#### SUPPLIED MATERIAL
◆ ◆ ◆ ◆ ◆
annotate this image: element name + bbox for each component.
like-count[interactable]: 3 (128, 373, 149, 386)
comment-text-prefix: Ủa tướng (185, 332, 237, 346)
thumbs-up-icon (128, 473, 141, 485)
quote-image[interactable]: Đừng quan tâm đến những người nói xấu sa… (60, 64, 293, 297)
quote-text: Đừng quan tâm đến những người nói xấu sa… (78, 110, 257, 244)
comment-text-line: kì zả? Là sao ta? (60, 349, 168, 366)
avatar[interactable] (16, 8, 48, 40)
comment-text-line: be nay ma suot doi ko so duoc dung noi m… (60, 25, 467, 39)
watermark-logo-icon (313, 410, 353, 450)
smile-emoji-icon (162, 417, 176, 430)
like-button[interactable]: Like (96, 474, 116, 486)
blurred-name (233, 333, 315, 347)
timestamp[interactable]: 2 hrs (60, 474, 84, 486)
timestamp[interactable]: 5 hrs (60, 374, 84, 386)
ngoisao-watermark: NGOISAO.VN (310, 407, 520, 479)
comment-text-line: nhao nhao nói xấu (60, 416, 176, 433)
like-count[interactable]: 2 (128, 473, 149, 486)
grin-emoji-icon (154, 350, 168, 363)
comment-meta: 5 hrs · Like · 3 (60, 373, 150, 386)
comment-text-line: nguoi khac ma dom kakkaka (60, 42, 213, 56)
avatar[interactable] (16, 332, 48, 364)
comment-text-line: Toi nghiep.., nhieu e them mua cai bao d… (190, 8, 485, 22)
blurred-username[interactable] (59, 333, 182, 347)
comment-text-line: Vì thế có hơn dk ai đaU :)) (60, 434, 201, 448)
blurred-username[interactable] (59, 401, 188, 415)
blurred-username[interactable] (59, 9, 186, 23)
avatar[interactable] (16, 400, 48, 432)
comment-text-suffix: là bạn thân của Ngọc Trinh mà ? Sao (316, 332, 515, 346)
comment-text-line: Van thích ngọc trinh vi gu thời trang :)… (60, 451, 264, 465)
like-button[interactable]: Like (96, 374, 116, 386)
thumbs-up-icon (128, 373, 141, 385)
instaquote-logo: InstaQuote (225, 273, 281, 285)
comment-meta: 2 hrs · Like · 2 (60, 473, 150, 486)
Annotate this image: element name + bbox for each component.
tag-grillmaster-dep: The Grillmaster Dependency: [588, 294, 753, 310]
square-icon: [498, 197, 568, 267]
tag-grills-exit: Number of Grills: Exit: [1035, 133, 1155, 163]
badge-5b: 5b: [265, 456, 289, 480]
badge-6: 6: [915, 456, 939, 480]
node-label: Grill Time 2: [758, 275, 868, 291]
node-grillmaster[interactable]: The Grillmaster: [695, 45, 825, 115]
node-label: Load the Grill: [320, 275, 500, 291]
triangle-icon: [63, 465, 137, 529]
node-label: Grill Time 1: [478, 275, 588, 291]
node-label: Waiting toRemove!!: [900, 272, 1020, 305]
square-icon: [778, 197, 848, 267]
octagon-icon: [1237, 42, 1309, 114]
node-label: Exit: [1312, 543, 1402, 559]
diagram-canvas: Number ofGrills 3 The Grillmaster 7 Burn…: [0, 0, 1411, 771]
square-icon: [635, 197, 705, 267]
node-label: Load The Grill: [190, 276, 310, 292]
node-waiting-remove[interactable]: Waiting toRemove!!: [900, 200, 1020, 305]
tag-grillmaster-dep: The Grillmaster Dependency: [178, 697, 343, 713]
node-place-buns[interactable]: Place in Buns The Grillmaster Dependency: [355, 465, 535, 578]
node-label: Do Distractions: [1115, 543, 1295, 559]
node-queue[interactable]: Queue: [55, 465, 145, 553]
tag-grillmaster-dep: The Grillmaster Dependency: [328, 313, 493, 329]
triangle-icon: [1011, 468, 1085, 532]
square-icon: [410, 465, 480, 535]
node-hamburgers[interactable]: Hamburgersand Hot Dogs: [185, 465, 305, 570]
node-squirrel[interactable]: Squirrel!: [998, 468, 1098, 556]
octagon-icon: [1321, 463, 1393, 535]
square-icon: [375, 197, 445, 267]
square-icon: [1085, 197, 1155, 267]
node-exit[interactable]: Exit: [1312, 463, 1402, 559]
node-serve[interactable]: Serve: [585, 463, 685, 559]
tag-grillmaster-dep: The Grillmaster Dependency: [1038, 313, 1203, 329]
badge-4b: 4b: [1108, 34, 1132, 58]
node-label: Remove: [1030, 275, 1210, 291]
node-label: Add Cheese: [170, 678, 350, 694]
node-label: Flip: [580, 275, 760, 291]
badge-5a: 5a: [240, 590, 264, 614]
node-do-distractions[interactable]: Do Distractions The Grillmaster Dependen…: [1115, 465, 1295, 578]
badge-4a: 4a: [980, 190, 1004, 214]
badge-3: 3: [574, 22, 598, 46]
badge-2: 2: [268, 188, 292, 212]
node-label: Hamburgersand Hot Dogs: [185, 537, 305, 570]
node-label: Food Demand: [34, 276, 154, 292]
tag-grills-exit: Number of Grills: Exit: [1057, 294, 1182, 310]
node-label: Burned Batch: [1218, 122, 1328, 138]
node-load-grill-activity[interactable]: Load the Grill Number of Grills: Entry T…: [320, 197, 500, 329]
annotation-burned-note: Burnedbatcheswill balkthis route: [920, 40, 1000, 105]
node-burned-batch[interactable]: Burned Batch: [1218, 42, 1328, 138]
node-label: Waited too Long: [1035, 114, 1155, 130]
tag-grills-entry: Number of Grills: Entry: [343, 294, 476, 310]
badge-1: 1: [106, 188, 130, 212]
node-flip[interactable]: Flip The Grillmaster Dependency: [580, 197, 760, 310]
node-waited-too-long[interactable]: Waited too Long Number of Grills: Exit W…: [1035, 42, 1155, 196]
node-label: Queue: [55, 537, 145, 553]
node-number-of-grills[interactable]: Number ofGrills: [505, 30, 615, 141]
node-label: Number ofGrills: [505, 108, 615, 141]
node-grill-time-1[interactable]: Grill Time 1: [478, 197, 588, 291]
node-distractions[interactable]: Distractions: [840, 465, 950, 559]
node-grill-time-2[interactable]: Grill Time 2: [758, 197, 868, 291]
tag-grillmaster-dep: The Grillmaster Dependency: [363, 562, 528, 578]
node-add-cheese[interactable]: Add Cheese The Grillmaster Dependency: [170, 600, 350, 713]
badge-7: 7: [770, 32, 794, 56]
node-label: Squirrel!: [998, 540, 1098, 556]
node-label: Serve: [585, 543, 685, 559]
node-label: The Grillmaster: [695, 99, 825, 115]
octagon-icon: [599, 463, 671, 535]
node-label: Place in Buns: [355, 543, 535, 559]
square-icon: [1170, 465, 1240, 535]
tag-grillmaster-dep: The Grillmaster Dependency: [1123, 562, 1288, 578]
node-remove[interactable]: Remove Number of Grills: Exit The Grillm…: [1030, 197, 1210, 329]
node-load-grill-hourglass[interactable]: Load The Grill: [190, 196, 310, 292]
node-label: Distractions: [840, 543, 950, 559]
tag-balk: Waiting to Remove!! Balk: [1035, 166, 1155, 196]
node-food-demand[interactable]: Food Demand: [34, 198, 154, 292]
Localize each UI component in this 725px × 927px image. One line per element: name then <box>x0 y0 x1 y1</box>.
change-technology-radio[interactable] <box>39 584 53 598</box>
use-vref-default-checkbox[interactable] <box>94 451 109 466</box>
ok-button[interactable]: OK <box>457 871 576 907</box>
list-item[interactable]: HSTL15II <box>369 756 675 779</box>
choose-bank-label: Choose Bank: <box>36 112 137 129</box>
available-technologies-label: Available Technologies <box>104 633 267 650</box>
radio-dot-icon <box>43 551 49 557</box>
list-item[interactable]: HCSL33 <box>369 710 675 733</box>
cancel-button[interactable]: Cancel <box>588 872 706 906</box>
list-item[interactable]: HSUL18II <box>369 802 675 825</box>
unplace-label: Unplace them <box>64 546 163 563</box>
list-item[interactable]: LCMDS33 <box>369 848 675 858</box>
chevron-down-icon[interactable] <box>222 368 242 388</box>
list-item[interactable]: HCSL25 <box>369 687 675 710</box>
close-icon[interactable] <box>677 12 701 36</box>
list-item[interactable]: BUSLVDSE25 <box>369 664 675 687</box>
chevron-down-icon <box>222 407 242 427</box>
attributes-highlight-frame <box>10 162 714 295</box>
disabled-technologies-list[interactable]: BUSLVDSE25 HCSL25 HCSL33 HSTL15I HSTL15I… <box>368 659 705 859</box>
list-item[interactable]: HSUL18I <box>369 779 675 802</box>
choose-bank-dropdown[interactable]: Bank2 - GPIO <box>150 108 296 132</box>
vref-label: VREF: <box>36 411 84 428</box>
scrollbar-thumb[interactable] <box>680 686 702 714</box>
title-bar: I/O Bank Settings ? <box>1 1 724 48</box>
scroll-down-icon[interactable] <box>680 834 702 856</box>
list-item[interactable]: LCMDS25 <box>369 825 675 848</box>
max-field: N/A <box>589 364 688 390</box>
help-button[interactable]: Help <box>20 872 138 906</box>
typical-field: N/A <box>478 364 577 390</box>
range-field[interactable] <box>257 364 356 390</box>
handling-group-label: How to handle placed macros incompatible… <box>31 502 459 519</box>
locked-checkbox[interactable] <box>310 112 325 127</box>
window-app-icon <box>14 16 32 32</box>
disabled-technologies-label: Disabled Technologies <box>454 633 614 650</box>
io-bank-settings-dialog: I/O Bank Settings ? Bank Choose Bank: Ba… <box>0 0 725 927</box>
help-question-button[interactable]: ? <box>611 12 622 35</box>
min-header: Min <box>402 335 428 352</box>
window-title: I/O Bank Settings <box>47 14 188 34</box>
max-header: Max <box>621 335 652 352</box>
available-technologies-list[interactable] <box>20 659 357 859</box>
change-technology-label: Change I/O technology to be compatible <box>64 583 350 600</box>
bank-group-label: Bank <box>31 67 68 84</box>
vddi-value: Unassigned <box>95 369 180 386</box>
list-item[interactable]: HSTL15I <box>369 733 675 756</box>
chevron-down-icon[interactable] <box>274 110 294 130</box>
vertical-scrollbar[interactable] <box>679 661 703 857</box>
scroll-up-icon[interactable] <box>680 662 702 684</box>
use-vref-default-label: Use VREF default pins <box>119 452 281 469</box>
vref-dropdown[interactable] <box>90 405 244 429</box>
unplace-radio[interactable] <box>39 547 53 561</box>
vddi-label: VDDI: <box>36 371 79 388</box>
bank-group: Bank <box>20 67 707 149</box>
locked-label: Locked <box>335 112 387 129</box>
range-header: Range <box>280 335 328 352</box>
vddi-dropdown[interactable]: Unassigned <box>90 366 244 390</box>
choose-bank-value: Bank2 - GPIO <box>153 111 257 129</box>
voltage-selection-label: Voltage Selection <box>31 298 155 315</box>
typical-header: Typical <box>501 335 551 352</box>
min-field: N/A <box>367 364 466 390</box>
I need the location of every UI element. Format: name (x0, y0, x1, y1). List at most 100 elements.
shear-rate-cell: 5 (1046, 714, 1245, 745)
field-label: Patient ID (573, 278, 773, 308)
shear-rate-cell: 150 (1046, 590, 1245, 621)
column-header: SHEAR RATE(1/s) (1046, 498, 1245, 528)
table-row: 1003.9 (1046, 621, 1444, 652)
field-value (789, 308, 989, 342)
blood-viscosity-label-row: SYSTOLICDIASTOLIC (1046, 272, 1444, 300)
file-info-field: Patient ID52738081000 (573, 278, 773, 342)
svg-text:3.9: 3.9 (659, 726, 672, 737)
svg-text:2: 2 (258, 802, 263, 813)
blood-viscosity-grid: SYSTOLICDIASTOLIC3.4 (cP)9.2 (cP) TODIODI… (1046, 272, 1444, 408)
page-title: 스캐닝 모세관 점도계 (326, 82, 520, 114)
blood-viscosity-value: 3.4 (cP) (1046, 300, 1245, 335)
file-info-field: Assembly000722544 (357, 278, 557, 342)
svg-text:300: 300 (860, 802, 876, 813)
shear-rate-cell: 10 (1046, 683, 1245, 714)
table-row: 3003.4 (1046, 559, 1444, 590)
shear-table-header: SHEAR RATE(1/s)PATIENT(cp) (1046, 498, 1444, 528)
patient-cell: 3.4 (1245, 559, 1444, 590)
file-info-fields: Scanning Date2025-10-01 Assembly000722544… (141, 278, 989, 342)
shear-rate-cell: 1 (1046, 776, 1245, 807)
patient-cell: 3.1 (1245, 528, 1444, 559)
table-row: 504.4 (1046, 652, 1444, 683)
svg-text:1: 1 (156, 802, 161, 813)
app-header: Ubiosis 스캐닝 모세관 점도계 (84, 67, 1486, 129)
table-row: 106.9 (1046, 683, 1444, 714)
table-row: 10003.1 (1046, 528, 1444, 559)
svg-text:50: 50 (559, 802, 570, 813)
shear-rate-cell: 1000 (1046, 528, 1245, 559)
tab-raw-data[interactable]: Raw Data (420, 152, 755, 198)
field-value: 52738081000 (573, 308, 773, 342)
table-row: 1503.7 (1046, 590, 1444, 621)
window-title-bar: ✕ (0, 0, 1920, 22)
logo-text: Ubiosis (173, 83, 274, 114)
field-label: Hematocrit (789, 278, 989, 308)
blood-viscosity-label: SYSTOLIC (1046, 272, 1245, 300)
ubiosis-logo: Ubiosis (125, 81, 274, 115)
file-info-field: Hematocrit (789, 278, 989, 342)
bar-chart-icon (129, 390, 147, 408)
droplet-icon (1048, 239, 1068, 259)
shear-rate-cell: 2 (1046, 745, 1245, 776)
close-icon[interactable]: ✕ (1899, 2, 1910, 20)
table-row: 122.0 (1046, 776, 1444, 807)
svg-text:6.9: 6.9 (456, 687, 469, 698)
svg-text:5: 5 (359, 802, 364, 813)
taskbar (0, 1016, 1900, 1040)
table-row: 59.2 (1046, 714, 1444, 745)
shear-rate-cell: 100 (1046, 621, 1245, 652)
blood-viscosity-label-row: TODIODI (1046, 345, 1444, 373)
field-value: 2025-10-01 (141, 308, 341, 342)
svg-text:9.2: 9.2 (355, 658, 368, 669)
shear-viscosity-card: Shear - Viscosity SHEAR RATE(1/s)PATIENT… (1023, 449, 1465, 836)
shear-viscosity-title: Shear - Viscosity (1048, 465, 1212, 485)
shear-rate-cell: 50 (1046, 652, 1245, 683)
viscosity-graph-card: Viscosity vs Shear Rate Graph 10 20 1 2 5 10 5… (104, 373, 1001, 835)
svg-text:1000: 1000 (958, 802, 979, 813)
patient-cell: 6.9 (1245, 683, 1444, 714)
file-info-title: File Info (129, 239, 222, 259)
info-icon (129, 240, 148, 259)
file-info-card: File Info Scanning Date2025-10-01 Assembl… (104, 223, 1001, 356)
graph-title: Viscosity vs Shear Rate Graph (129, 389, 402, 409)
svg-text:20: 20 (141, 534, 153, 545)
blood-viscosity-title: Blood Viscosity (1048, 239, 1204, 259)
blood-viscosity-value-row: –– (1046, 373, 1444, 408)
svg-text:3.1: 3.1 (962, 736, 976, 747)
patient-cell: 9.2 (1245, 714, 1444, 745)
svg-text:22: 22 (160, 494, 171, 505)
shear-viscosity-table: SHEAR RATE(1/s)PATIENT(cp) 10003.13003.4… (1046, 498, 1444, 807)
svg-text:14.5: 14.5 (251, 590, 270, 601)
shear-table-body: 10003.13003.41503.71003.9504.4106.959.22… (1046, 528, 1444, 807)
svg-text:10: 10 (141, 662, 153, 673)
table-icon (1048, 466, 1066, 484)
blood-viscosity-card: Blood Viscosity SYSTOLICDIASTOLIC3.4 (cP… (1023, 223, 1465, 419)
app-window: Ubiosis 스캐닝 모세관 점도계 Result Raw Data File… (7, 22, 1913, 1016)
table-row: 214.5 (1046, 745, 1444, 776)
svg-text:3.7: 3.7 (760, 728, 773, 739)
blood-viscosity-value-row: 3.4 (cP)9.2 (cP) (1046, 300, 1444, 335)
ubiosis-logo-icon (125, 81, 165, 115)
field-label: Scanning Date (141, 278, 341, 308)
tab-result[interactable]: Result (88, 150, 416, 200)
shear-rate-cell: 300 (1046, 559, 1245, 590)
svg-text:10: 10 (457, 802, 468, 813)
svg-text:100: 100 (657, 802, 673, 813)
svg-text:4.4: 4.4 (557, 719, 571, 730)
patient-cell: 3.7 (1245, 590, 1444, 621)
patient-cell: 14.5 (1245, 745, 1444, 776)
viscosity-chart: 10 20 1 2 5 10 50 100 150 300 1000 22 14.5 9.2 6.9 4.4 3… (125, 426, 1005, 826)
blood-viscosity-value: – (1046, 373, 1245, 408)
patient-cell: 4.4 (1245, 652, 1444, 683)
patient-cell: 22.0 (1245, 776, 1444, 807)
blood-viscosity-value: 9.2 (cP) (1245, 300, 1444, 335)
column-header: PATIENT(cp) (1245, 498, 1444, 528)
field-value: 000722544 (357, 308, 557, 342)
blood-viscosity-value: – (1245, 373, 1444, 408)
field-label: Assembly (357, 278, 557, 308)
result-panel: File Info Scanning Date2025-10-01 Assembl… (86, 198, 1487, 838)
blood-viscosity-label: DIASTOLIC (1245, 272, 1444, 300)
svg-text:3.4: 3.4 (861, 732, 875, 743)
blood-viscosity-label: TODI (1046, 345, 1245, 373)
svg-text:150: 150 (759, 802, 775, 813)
◆ ◆ ◆ ◆ ◆
#### GIVEN REQUEST
Convert the rows into a JSON list of strings with one string per line and no blank lines. Begin at the first row and stop after the row that contains "avatar[interactable] (16, 8, 48, 40)".

#### WRITTEN ANSWER
[
  "annotate this image: element name + bbox for each component.",
  "like-count[interactable]: 3 (128, 373, 149, 386)",
  "comment-text-prefix: Ủa tướng (185, 332, 237, 346)",
  "thumbs-up-icon (128, 473, 141, 485)",
  "quote-image[interactable]: Đừng quan tâm đến những người nói xấu sa… (60, 64, 293, 297)",
  "quote-text: Đừng quan tâm đến những người nói xấu sa… (78, 110, 257, 244)",
  "comment-text-line: kì zả? Là sao ta? (60, 349, 168, 366)",
  "avatar[interactable] (16, 8, 48, 40)"
]